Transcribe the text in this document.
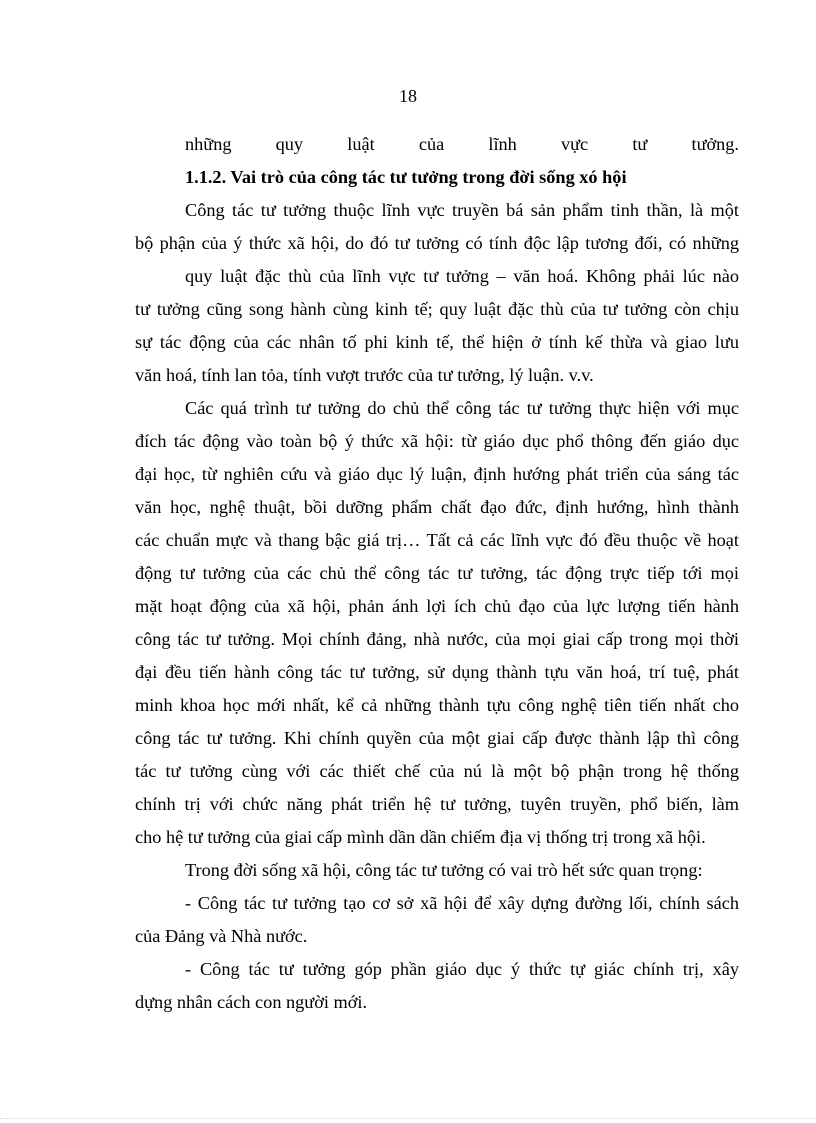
18
những quy luật của lĩnh vực tư tưởng.
1.1.2. Vai trò của công tác tư tưởng trong đời sống xó hội
Công tác tư tưởng thuộc lĩnh vực truyền bá sản phẩm tinh thần, là một
bộ phận của ý thức xã hội, do đó tư tưởng có tính độc lập tương đối, có những
quy luật đặc thù của lĩnh vực tư tưởng – văn hoá. Không phải lúc nào
tư tưởng cũng song hành cùng kinh tế; quy luật đặc thù của tư tưởng còn chịu
sự tác động của các nhân tố phi kinh tế, thể hiện ở tính kế thừa và giao lưu
văn hoá, tính lan tỏa, tính vượt trước của tư tưởng, lý luận. v.v.
Các quá trình tư tưởng do chủ thể công tác tư tưởng thực hiện với mục
đích tác động vào toàn bộ ý thức xã hội: từ giáo dục phổ thông đến giáo dục
đại học, từ nghiên cứu và giáo dục lý luận, định hướng phát triển của sáng tác
văn học, nghệ thuật, bồi dưỡng phẩm chất đạo đức, định hướng, hình thành
các chuẩn mực và thang bậc giá trị… Tất cả các lĩnh vực đó đều thuộc về hoạt
động tư tưởng của các chủ thể công tác tư tưởng, tác động trực tiếp tới mọi
mặt hoạt động của xã hội, phản ánh lợi ích chủ đạo của lực lượng tiến hành
công tác tư tưởng. Mọi chính đảng, nhà nước, của mọi giai cấp trong mọi thời
đại đều tiến hành công tác tư tưởng, sử dụng thành tựu văn hoá, trí tuệ, phát
minh khoa học mới nhất, kể cả những thành tựu công nghệ tiên tiến nhất cho
công tác tư tưởng. Khi chính quyền của một giai cấp được thành lập thì công
tác tư tưởng cùng với các thiết chế của nú là một bộ phận trong hệ thống
chính trị với chức năng phát triển hệ tư tưởng, tuyên truyền, phổ biến, làm
cho hệ tư tưởng của giai cấp mình dần dần chiếm địa vị thống trị trong xã hội.
Trong đời sống xã hội, công tác tư tưởng có vai trò hết sức quan trọng:
- Công tác tư tưởng tạo cơ sở xã hội để xây dựng đường lối, chính sách
của Đảng và Nhà nước.
- Công tác tư tưởng góp phần giáo dục ý thức tự giác chính trị, xây
dựng nhân cách con người mới.
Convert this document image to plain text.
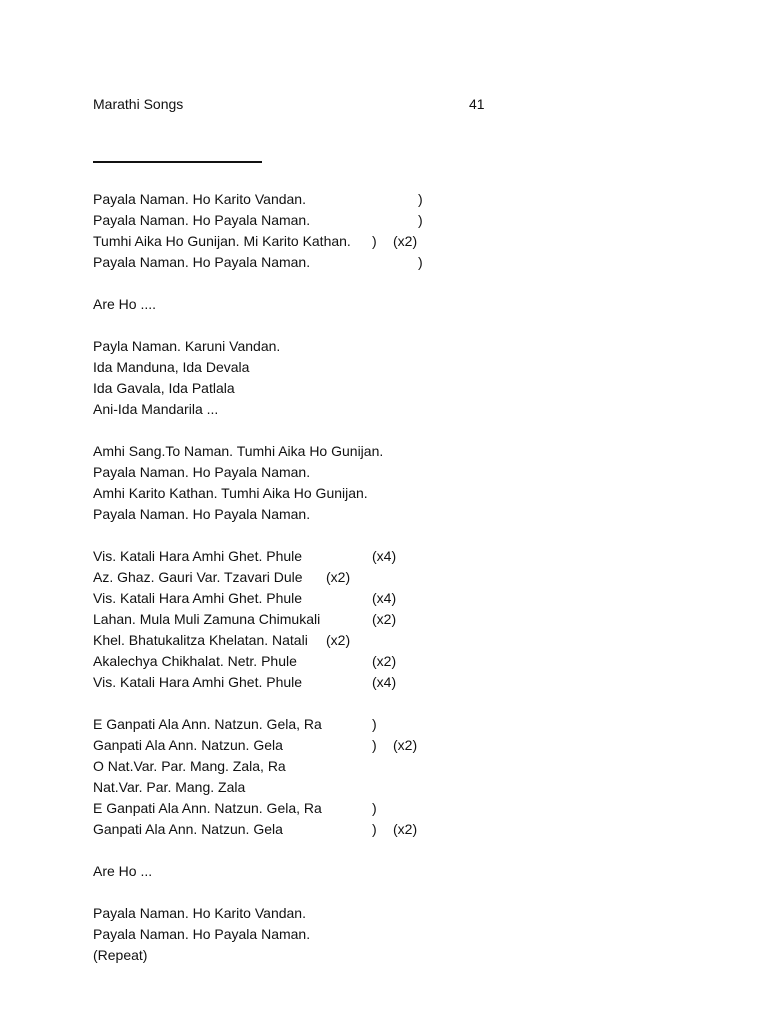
Marathi Songs	41
Payala Naman. Ho Karito Vandan.	)
Payala Naman. Ho Payala Naman.	)
Tumhi Aika Ho Gunijan. Mi Karito Kathan. ) (x2)
Payala Naman. Ho Payala Naman.	)
Are Ho ....
Payla Naman. Karuni Vandan.
Ida Manduna, Ida Devala
Ida Gavala, Ida Patlala
Ani-Ida Mandarila ...
Amhi Sang.To Naman. Tumhi Aika Ho Gunijan.
Payala Naman. Ho Payala Naman.
Amhi Karito Kathan. Tumhi Aika Ho Gunijan.
Payala Naman. Ho Payala Naman.
Vis. Katali Hara Amhi Ghet. Phule	(x4)
Az. Ghaz. Gauri Var. Tzavari Dule (x2)
Vis. Katali Hara Amhi Ghet. Phule	(x4)
Lahan. Mula Muli Zamuna Chimukali	(x2)
Khel. Bhatukalitza Khelatan. Natali (x2)
Akalechya Chikhalat. Netr. Phule	(x2)
Vis. Katali Hara Amhi Ghet. Phule	(x4)
E Ganpati Ala Ann. Natzun. Gela, Ra	)
Ganpati Ala Ann. Natzun. Gela	) (x2)
O Nat.Var. Par. Mang. Zala, Ra
Nat.Var. Par. Mang. Zala
E Ganpati Ala Ann. Natzun. Gela, Ra	)
Ganpati Ala Ann. Natzun. Gela	) (x2)
Are Ho ...
Payala Naman. Ho Karito Vandan.
Payala Naman. Ho Payala Naman.
(Repeat)
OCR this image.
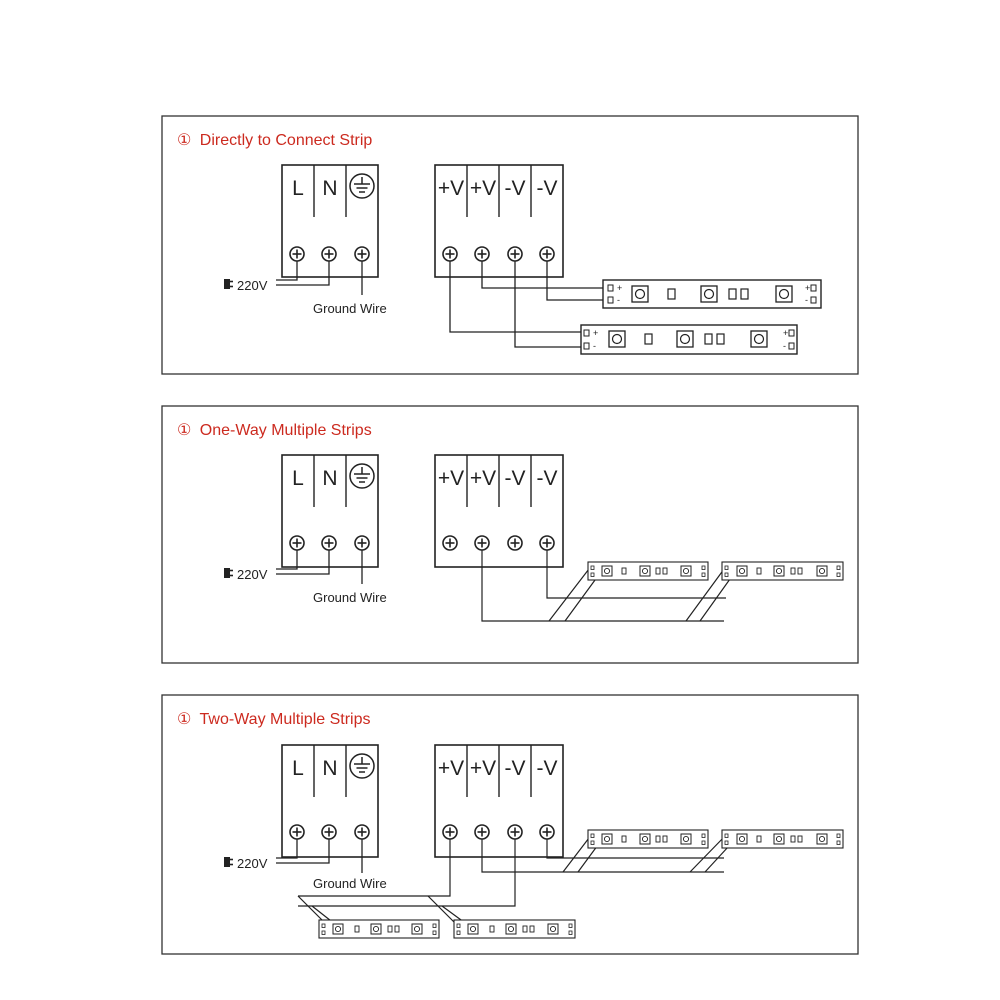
① Directly to Connect Strip
L N
220V
Ground Wire
+V +V -V -V
+
-
+
-
+
-
+
-
① One-Way Multiple Strips
L N
220V
Ground Wire
+V +V -V -V
① Two-Way Multiple Strips
L N
220V
Ground Wire
+V +V -V -V
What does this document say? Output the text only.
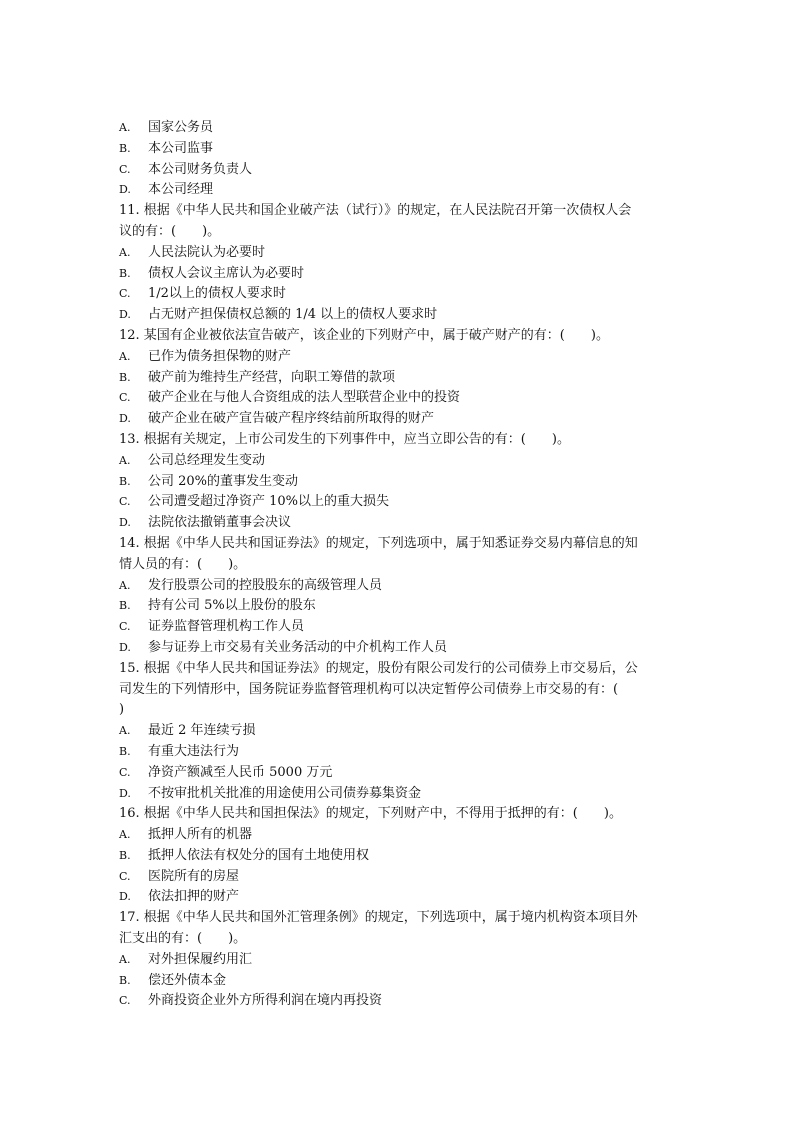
A. 国家公务员
B. 本公司监事
C. 本公司财务负责人
D. 本公司经理
11. 根据《中华人民共和国企业破产法（试行）》的规定，在人民法院召开第一次债权人会
议的有：(　　)。
A. 人民法院认为必要时
B. 债权人会议主席认为必要时
C. 1/2以上的债权人要求时
D. 占无财产担保债权总额的 1/4 以上的债权人要求时
12. 某国有企业被依法宣告破产，该企业的下列财产中，属于破产财产的有：(　　)。
A. 已作为债务担保物的财产
B. 破产前为维持生产经营，向职工筹借的款项
C. 破产企业在与他人合资组成的法人型联营企业中的投资
D. 破产企业在破产宣告破产程序终结前所取得的财产
13. 根据有关规定，上市公司发生的下列事件中，应当立即公告的有：(　　)。
A. 公司总经理发生变动
B. 公司 20%的董事发生变动
C. 公司遭受超过净资产 10%以上的重大损失
D. 法院依法撤销董事会决议
14. 根据《中华人民共和国证券法》的规定，下列选项中，属于知悉证券交易内幕信息的知
情人员的有：(　　)。
A. 发行股票公司的控股股东的高级管理人员
B. 持有公司 5%以上股份的股东
C. 证券监督管理机构工作人员
D. 参与证券上市交易有关业务活动的中介机构工作人员
15. 根据《中华人民共和国证券法》的规定，股份有限公司发行的公司债券上市交易后，公
司发生的下列情形中，国务院证券监督管理机构可以决定暂停公司债券上市交易的有：(
)
A. 最近 2 年连续亏损
B. 有重大违法行为
C. 净资产额减至人民币 5000 万元
D. 不按审批机关批准的用途使用公司债券募集资金
16. 根据《中华人民共和国担保法》的规定，下列财产中，不得用于抵押的有：(　　)。
A. 抵押人所有的机器
B. 抵押人依法有权处分的国有土地使用权
C. 医院所有的房屋
D. 依法扣押的财产
17. 根据《中华人民共和国外汇管理条例》的规定，下列选项中，属于境内机构资本项目外
汇支出的有：(　　)。
A. 对外担保履约用汇
B. 偿还外债本金
C. 外商投资企业外方所得利润在境内再投资
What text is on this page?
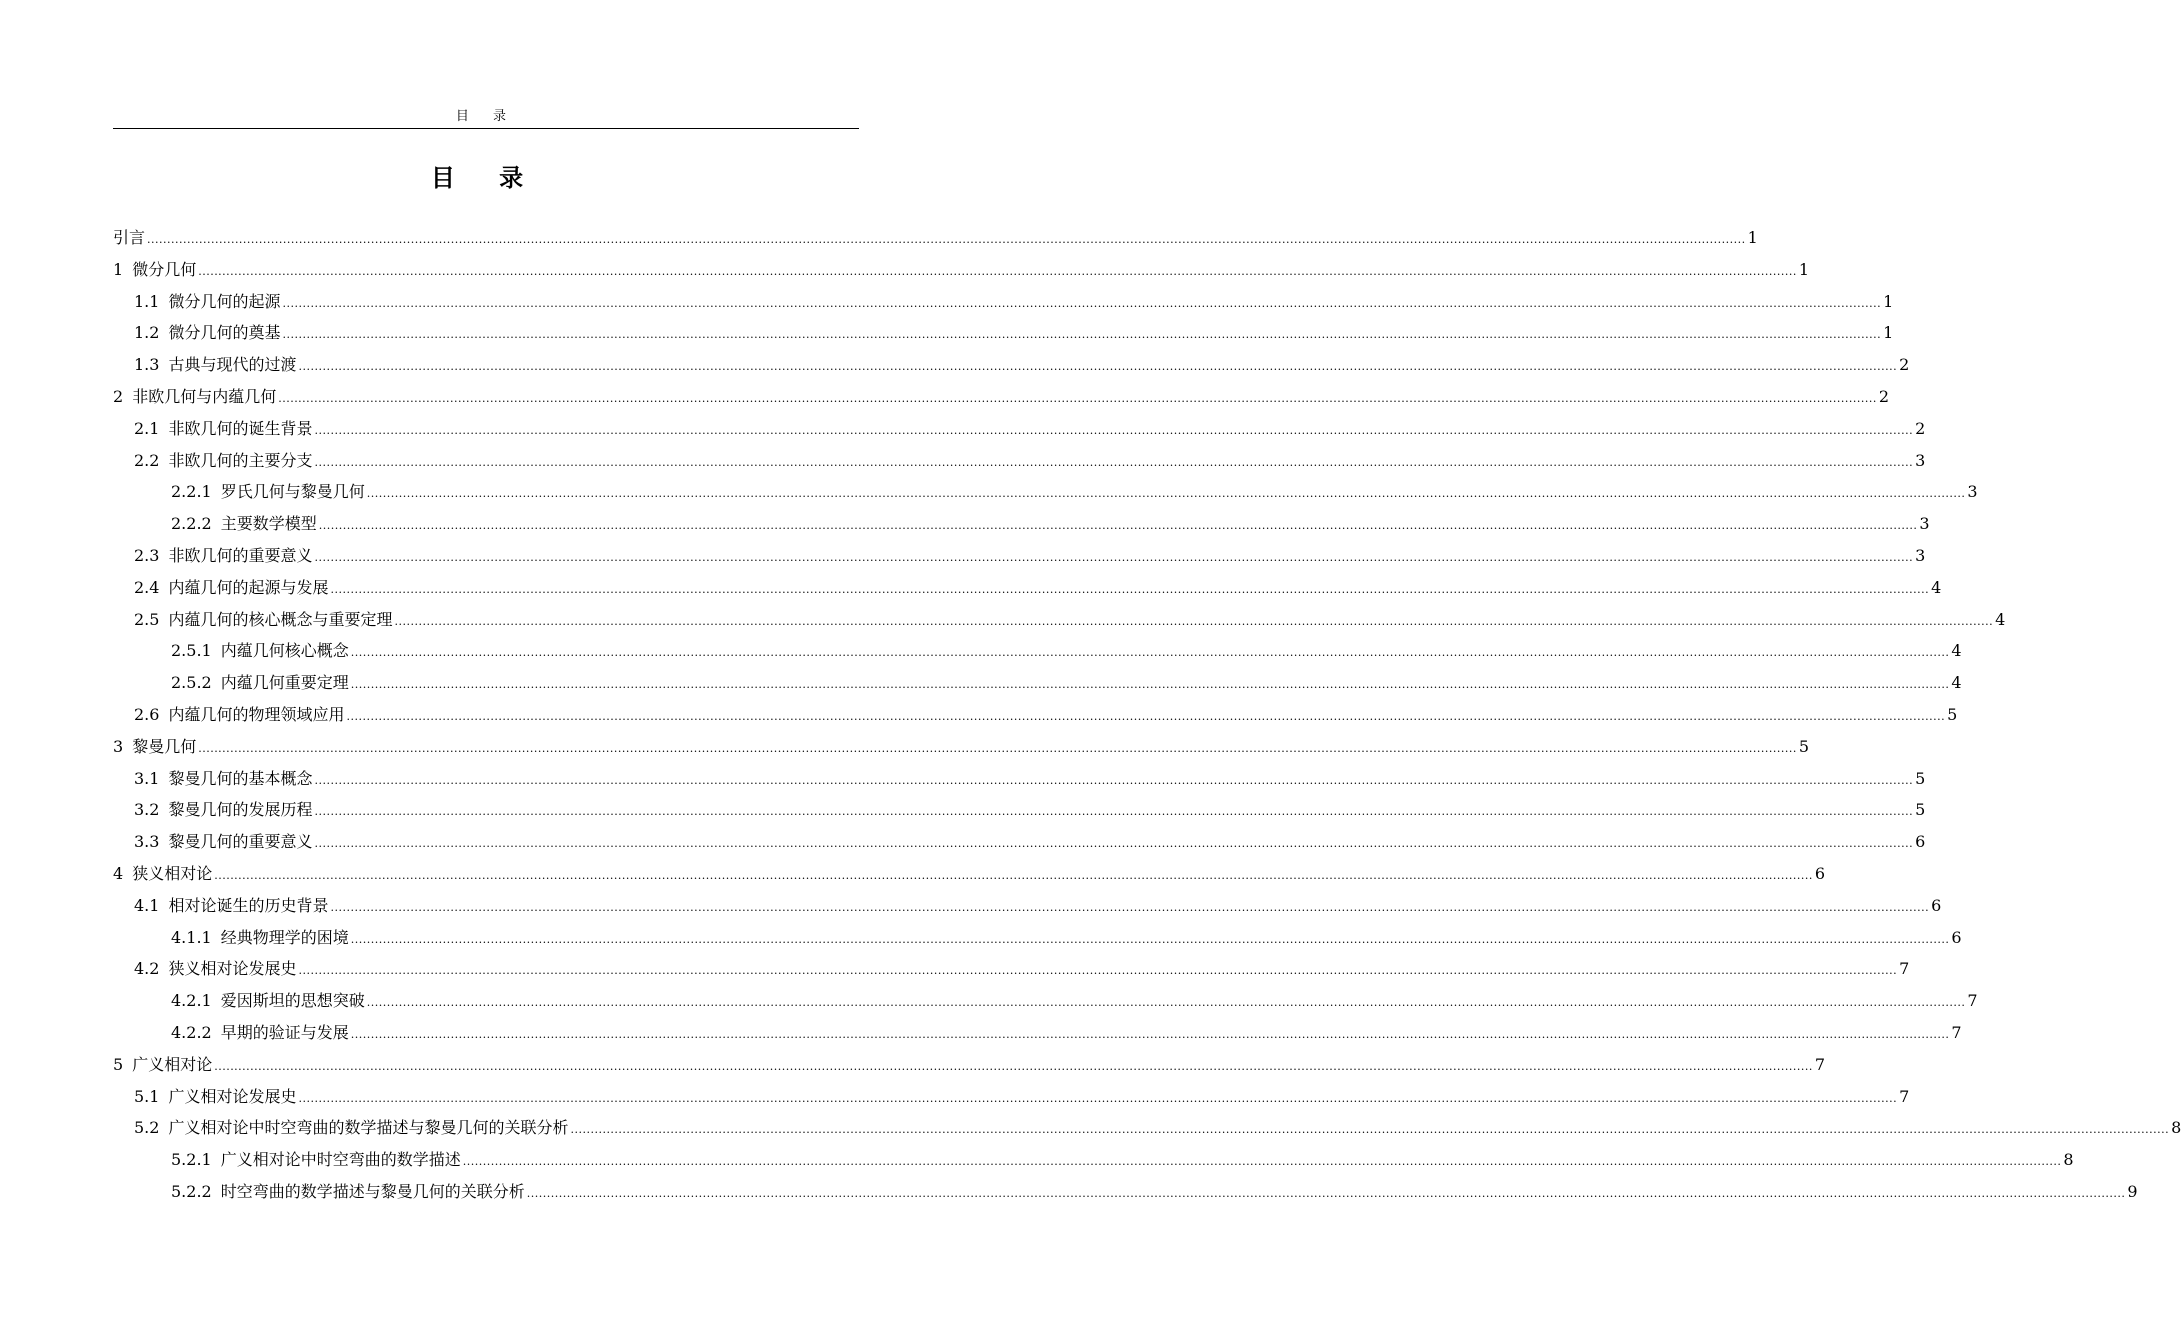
目 录
目 录
引言 ................................................................................................................................................................................................................................................................................................................................................................................................................ 1
1 微分几何 ................................................................................................................................................................................................................................................................................................................................................................................................................ 1
1.1 微分几何的起源 ................................................................................................................................................................................................................................................................................................................................................................................................................ 1
1.2 微分几何的奠基 ................................................................................................................................................................................................................................................................................................................................................................................................................ 1
1.3 古典与现代的过渡 ................................................................................................................................................................................................................................................................................................................................................................................................................ 2
2 非欧几何与内蕴几何 ................................................................................................................................................................................................................................................................................................................................................................................................................ 2
2.1 非欧几何的诞生背景 ................................................................................................................................................................................................................................................................................................................................................................................................................ 2
2.2 非欧几何的主要分支 ................................................................................................................................................................................................................................................................................................................................................................................................................ 3
2.2.1 罗氏几何与黎曼几何 ................................................................................................................................................................................................................................................................................................................................................................................................................ 3
2.2.2 主要数学模型 ................................................................................................................................................................................................................................................................................................................................................................................................................ 3
2.3 非欧几何的重要意义 ................................................................................................................................................................................................................................................................................................................................................................................................................ 3
2.4 内蕴几何的起源与发展 ................................................................................................................................................................................................................................................................................................................................................................................................................ 4
2.5 内蕴几何的核心概念与重要定理 ................................................................................................................................................................................................................................................................................................................................................................................................................ 4
2.5.1 内蕴几何核心概念 ................................................................................................................................................................................................................................................................................................................................................................................................................ 4
2.5.2 内蕴几何重要定理 ................................................................................................................................................................................................................................................................................................................................................................................................................ 4
2.6 内蕴几何的物理领域应用 ................................................................................................................................................................................................................................................................................................................................................................................................................ 5
3 黎曼几何 ................................................................................................................................................................................................................................................................................................................................................................................................................ 5
3.1 黎曼几何的基本概念 ................................................................................................................................................................................................................................................................................................................................................................................................................ 5
3.2 黎曼几何的发展历程 ................................................................................................................................................................................................................................................................................................................................................................................................................ 5
3.3 黎曼几何的重要意义 ................................................................................................................................................................................................................................................................................................................................................................................................................ 6
4 狭义相对论 ................................................................................................................................................................................................................................................................................................................................................................................................................ 6
4.1 相对论诞生的历史背景 ................................................................................................................................................................................................................................................................................................................................................................................................................ 6
4.1.1 经典物理学的困境 ................................................................................................................................................................................................................................................................................................................................................................................................................ 6
4.2 狭义相对论发展史 ................................................................................................................................................................................................................................................................................................................................................................................................................ 7
4.2.1 爱因斯坦的思想突破 ................................................................................................................................................................................................................................................................................................................................................................................................................ 7
4.2.2 早期的验证与发展 ................................................................................................................................................................................................................................................................................................................................................................................................................ 7
5 广义相对论 ................................................................................................................................................................................................................................................................................................................................................................................................................ 7
5.1 广义相对论发展史 ................................................................................................................................................................................................................................................................................................................................................................................................................ 7
5.2 广义相对论中时空弯曲的数学描述与黎曼几何的关联分析 ................................................................................................................................................................................................................................................................................................................................................................................................................ 8
5.2.1 广义相对论中时空弯曲的数学描述 ................................................................................................................................................................................................................................................................................................................................................................................................................ 8
5.2.2 时空弯曲的数学描述与黎曼几何的关联分析 ................................................................................................................................................................................................................................................................................................................................................................................................................ 9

▸ **Goal of the exercise**
Wherever the string "thống" appears in the entries above, list that line.

▸ **The solution**
tác tư tưởng cùng với các thiết chế của nú là một bộ phận trong hệ thống
cho hệ tư tưởng của giai cấp mình dần dần chiếm địa vị thống trị trong xã hội.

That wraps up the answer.